:: Task brief ::
Quote the data below in full, minus the images.

┄┄┄┄┄┄

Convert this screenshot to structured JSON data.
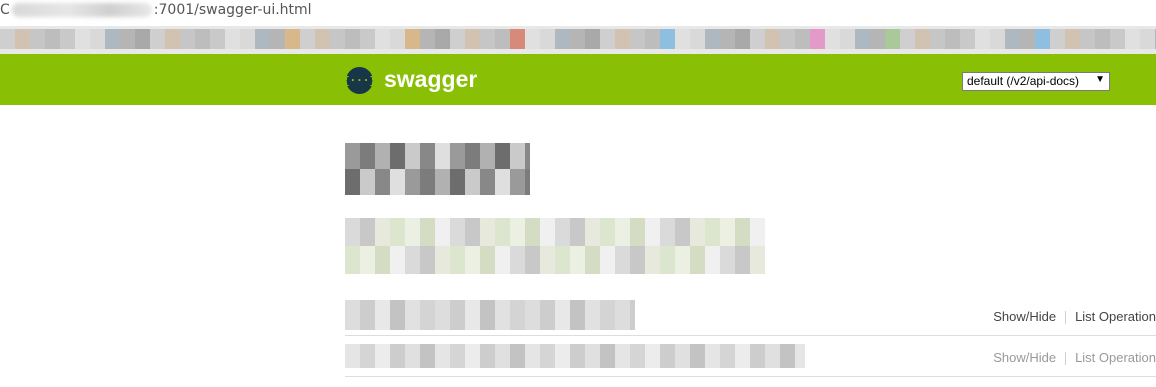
{
  "browser": {
    "url_visible_suffix": ":7001/swagger-ui.html",
    "url_prefix_char": "C"
  },
  "header": {
    "logo_glyph": "{···}",
    "title": "swagger",
    "spec_select": {
      "selected": "default (/v2/api-docs)",
      "caret": "▼"
    }
  },
  "resources": [
    {
      "show_hide_label": "Show/Hide",
      "list_operations_label": "List Operation"
    },
    {
      "show_hide_label": "Show/Hide",
      "list_operations_label": "List Operation"
    }
  ],
  "colors": {
    "header_bg": "#89bf04",
    "logo_circle": "#173647",
    "row_divider": "#dddddd"
  }
}
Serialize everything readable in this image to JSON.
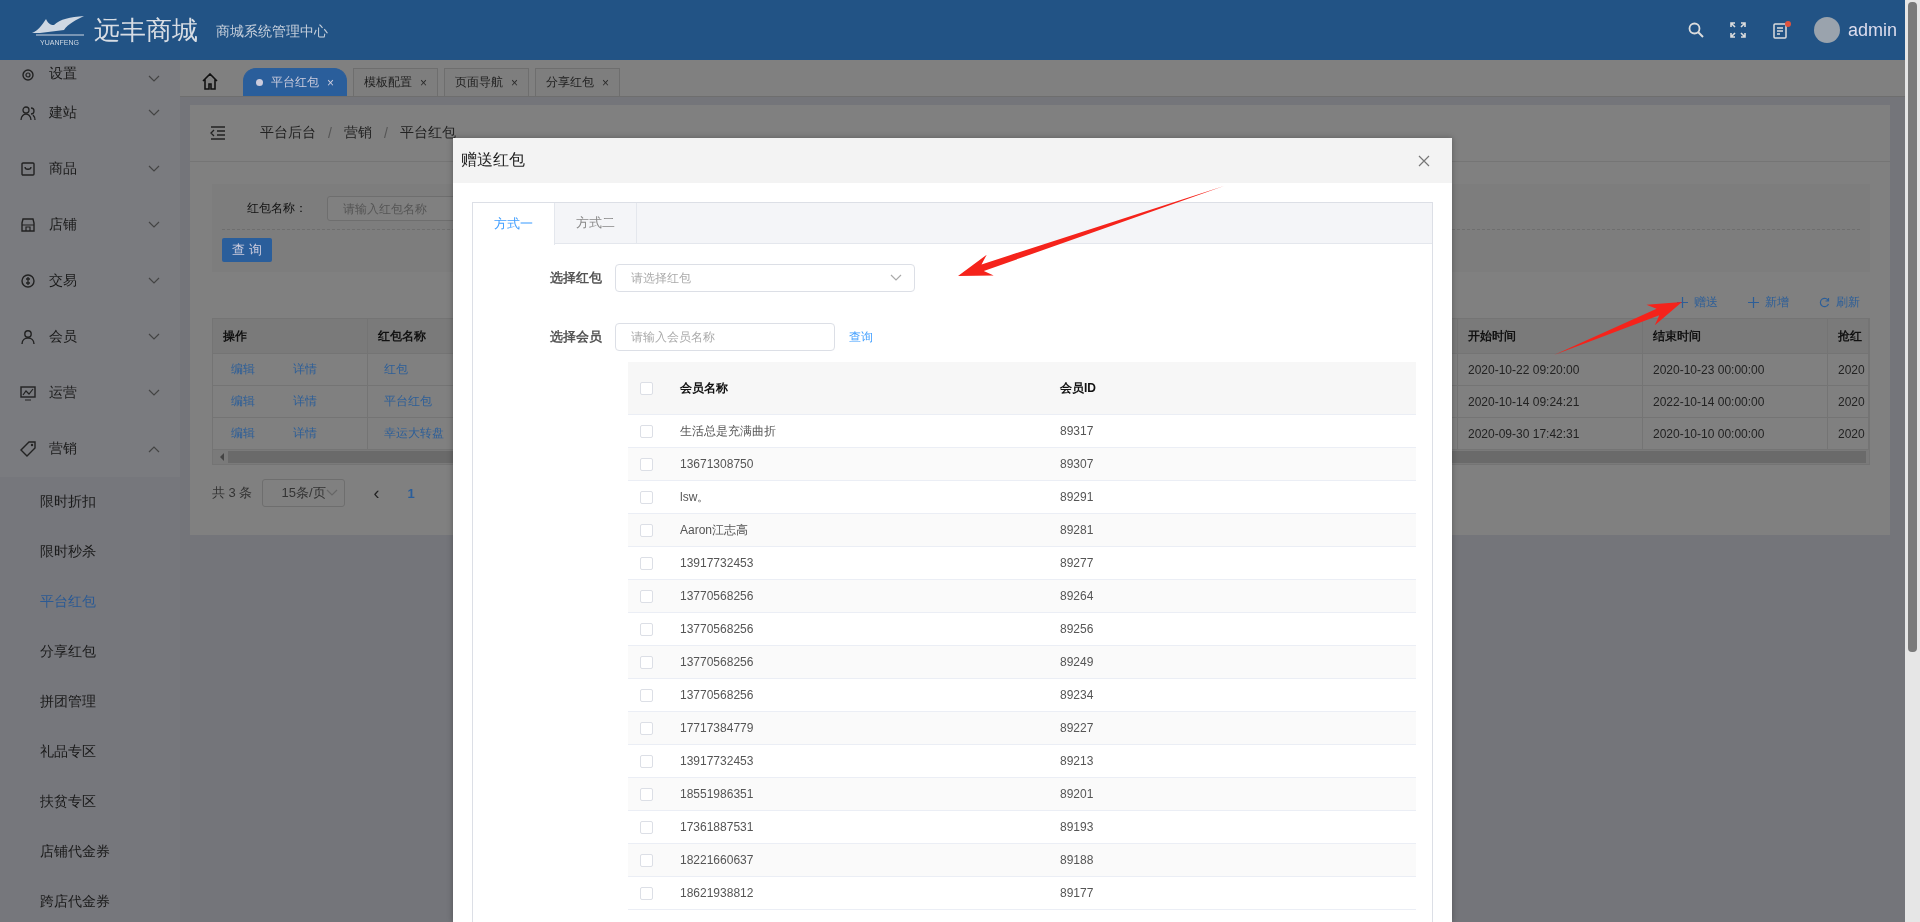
{
  "header": {
    "logo_caption": "YUANFENG",
    "title": "远丰商城",
    "subtitle": "商城系统管理中心",
    "user": "admin",
    "has_notification": true
  },
  "sidebar": {
    "items": [
      {
        "label": "设置",
        "expanded": false
      },
      {
        "label": "建站",
        "expanded": false
      },
      {
        "label": "商品",
        "expanded": false
      },
      {
        "label": "店铺",
        "expanded": false
      },
      {
        "label": "交易",
        "expanded": false
      },
      {
        "label": "会员",
        "expanded": false
      },
      {
        "label": "运营",
        "expanded": false
      },
      {
        "label": "营销",
        "expanded": true,
        "children": [
          {
            "label": "限时折扣",
            "selected": false
          },
          {
            "label": "限时秒杀",
            "selected": false
          },
          {
            "label": "平台红包",
            "selected": true
          },
          {
            "label": "分享红包",
            "selected": false
          },
          {
            "label": "拼团管理",
            "selected": false
          },
          {
            "label": "礼品专区",
            "selected": false
          },
          {
            "label": "扶贫专区",
            "selected": false
          },
          {
            "label": "店铺代金券",
            "selected": false
          },
          {
            "label": "跨店代金券",
            "selected": false
          }
        ]
      }
    ]
  },
  "tabs": [
    {
      "label": "平台红包",
      "selected": true,
      "close": "×"
    },
    {
      "label": "模板配置",
      "selected": false,
      "close": "×"
    },
    {
      "label": "页面导航",
      "selected": false,
      "close": "×"
    },
    {
      "label": "分享红包",
      "selected": false,
      "close": "×"
    }
  ],
  "breadcrumb": {
    "separator": "/",
    "items": [
      "平台后台",
      "营销",
      "平台红包"
    ]
  },
  "search": {
    "label": "红包名称：",
    "placeholder": "请输入红包名称",
    "button": "查 询"
  },
  "toolbar": [
    {
      "label": "赠送",
      "kind": "add"
    },
    {
      "label": "新增",
      "kind": "add"
    },
    {
      "label": "刷新",
      "kind": "refresh"
    }
  ],
  "table": {
    "columns": [
      "操作",
      "红包名称",
      "开始时间",
      "结束时间",
      "抢红"
    ],
    "rows": [
      {
        "actions": [
          "编辑",
          "详情"
        ],
        "name": "红包",
        "start": "2020-10-22 09:20:00",
        "end": "2020-10-23 00:00:00",
        "column_6": "2020"
      },
      {
        "actions": [
          "编辑",
          "详情"
        ],
        "name": "平台红包",
        "start": "2020-10-14 09:24:21",
        "end": "2022-10-14 00:00:00",
        "column_6": "2020"
      },
      {
        "actions": [
          "编辑",
          "详情"
        ],
        "name": "幸运大转盘",
        "start": "2020-09-30 17:42:31",
        "end": "2020-10-10 00:00:00",
        "column_6": "2020"
      }
    ]
  },
  "pagination": {
    "total": "共 3 条",
    "page_size": "15条/页",
    "prev": "‹",
    "pages": [
      {
        "label": "1",
        "selected": true
      }
    ]
  },
  "dialog": {
    "title": "赠送红包",
    "tabs": [
      {
        "label": "方式一",
        "selected": true
      },
      {
        "label": "方式二",
        "selected": false
      }
    ],
    "fields": [
      {
        "label": "选择红包",
        "kind": "select",
        "placeholder": "请选择红包"
      },
      {
        "label": "选择会员",
        "kind": "search",
        "placeholder": "请输入会员名称",
        "action": "查询"
      }
    ],
    "members": {
      "columns": [
        "会员名称",
        "会员ID"
      ],
      "all_checked": false,
      "rows": [
        {
          "name": "生活总是充满曲折",
          "id": "89317",
          "checked": false
        },
        {
          "name": "13671308750",
          "id": "89307",
          "checked": false
        },
        {
          "name": "lsw。",
          "id": "89291",
          "checked": false
        },
        {
          "name": "Aaron江志高",
          "id": "89281",
          "checked": false
        },
        {
          "name": "13917732453",
          "id": "89277",
          "checked": false
        },
        {
          "name": "13770568256",
          "id": "89264",
          "checked": false
        },
        {
          "name": "13770568256",
          "id": "89256",
          "checked": false
        },
        {
          "name": "13770568256",
          "id": "89249",
          "checked": false
        },
        {
          "name": "13770568256",
          "id": "89234",
          "checked": false
        },
        {
          "name": "17717384779",
          "id": "89227",
          "checked": false
        },
        {
          "name": "13917732453",
          "id": "89213",
          "checked": false
        },
        {
          "name": "18551986351",
          "id": "89201",
          "checked": false
        },
        {
          "name": "17361887531",
          "id": "89193",
          "checked": false
        },
        {
          "name": "18221660637",
          "id": "89188",
          "checked": false
        },
        {
          "name": "18621938812",
          "id": "89177",
          "checked": false
        }
      ]
    }
  }
}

┄┄┄┄┄┄

:: Exercise output ::
Convert this screenshot to structured JSON data.
{
  "browser": {
    "url_visible_suffix": ":7001/swagger-ui.html",
    "url_prefix_char": "C"
  },
  "header": {
    "logo_glyph": "{···}",
    "title": "swagger",
    "spec_select": {
      "selected": "default (/v2/api-docs)",
      "caret": "▼"
    }
  },
  "resources": [
    {
      "show_hide_label": "Show/Hide",
      "list_operations_label": "List Operation"
    },
    {
      "show_hide_label": "Show/Hide",
      "list_operations_label": "List Operation"
    }
  ],
  "colors": {
    "header_bg": "#89bf04",
    "logo_circle": "#173647",
    "row_divider": "#dddddd"
  }
}
Serialize everything readable in this image to JSON.
{
  "header": {
    "logo_caption": "YUANFENG",
    "title": "远丰商城",
    "subtitle": "商城系统管理中心",
    "user": "admin",
    "has_notification": true
  },
  "sidebar": {
    "items": [
      {
        "label": "设置",
        "expanded": false
      },
      {
        "label": "建站",
        "expanded": false
      },
      {
        "label": "商品",
        "expanded": false
      },
      {
        "label": "店铺",
        "expanded": false
      },
      {
        "label": "交易",
        "expanded": false
      },
      {
        "label": "会员",
        "expanded": false
      },
      {
        "label": "运营",
        "expanded": false
      },
      {
        "label": "营销",
        "expanded": true,
        "children": [
          {
            "label": "限时折扣",
            "selected": false
          },
          {
            "label": "限时秒杀",
            "selected": false
          },
          {
            "label": "平台红包",
            "selected": true
          },
          {
            "label": "分享红包",
            "selected": false
          },
          {
            "label": "拼团管理",
            "selected": false
          },
          {
            "label": "礼品专区",
            "selected": false
          },
          {
            "label": "扶贫专区",
            "selected": false
          },
          {
            "label": "店铺代金券",
            "selected": false
          },
          {
            "label": "跨店代金券",
            "selected": false
          }
        ]
      }
    ]
  },
  "tabs": [
    {
      "label": "平台红包",
      "selected": true,
      "close": "×"
    },
    {
      "label": "模板配置",
      "selected": false,
      "close": "×"
    },
    {
      "label": "页面导航",
      "selected": false,
      "close": "×"
    },
    {
      "label": "分享红包",
      "selected": false,
      "close": "×"
    }
  ],
  "breadcrumb": {
    "separator": "/",
    "items": [
      "平台后台",
      "营销",
      "平台红包"
    ]
  },
  "search": {
    "label": "红包名称：",
    "placeholder": "请输入红包名称",
    "button": "查 询"
  },
  "toolbar": [
    {
      "label": "赠送",
      "kind": "add"
    },
    {
      "label": "新增",
      "kind": "add"
    },
    {
      "label": "刷新",
      "kind": "refresh"
    }
  ],
  "table": {
    "columns": [
      "操作",
      "红包名称",
      "开始时间",
      "结束时间",
      "抢红"
    ],
    "rows": [
      {
        "actions": [
          "编辑",
          "详情"
        ],
        "name": "红包",
        "start": "2020-10-22 09:20:00",
        "end": "2020-10-23 00:00:00",
        "column_6": "2020"
      },
      {
        "actions": [
          "编辑",
          "详情"
        ],
        "name": "平台红包",
        "start": "2020-10-14 09:24:21",
        "end": "2022-10-14 00:00:00",
        "column_6": "2020"
      },
      {
        "actions": [
          "编辑",
          "详情"
        ],
        "name": "幸运大转盘",
        "start": "2020-09-30 17:42:31",
        "end": "2020-10-10 00:00:00",
        "column_6": "2020"
      }
    ]
  },
  "pagination": {
    "total": "共 3 条",
    "page_size": "15条/页",
    "prev": "‹",
    "pages": [
      {
        "label": "1",
        "selected": true
      }
    ]
  },
  "dialog": {
    "title": "赠送红包",
    "tabs": [
      {
        "label": "方式一",
        "selected": true
      },
      {
        "label": "方式二",
        "selected": false
      }
    ],
    "fields": [
      {
        "label": "选择红包",
        "kind": "select",
        "placeholder": "请选择红包"
      },
      {
        "label": "选择会员",
        "kind": "search",
        "placeholder": "请输入会员名称",
        "action": "查询"
      }
    ],
    "members": {
      "columns": [
        "会员名称",
        "会员ID"
      ],
      "all_checked": false,
      "rows": [
        {
          "name": "生活总是充满曲折",
          "id": "89317",
          "checked": false
        },
        {
          "name": "13671308750",
          "id": "89307",
          "checked": false
        },
        {
          "name": "lsw。",
          "id": "89291",
          "checked": false
        },
        {
          "name": "Aaron江志高",
          "id": "89281",
          "checked": false
        },
        {
          "name": "13917732453",
          "id": "89277",
          "checked": false
        },
        {
          "name": "13770568256",
          "id": "89264",
          "checked": false
        },
        {
          "name": "13770568256",
          "id": "89256",
          "checked": false
        },
        {
          "name": "13770568256",
          "id": "89249",
          "checked": false
        },
        {
          "name": "13770568256",
          "id": "89234",
          "checked": false
        },
        {
          "name": "17717384779",
          "id": "89227",
          "checked": false
        },
        {
          "name": "13917732453",
          "id": "89213",
          "checked": false
        },
        {
          "name": "18551986351",
          "id": "89201",
          "checked": false
        },
        {
          "name": "17361887531",
          "id": "89193",
          "checked": false
        },
        {
          "name": "18221660637",
          "id": "89188",
          "checked": false
        },
        {
          "name": "18621938812",
          "id": "89177",
          "checked": false
        }
      ]
    }
  }
}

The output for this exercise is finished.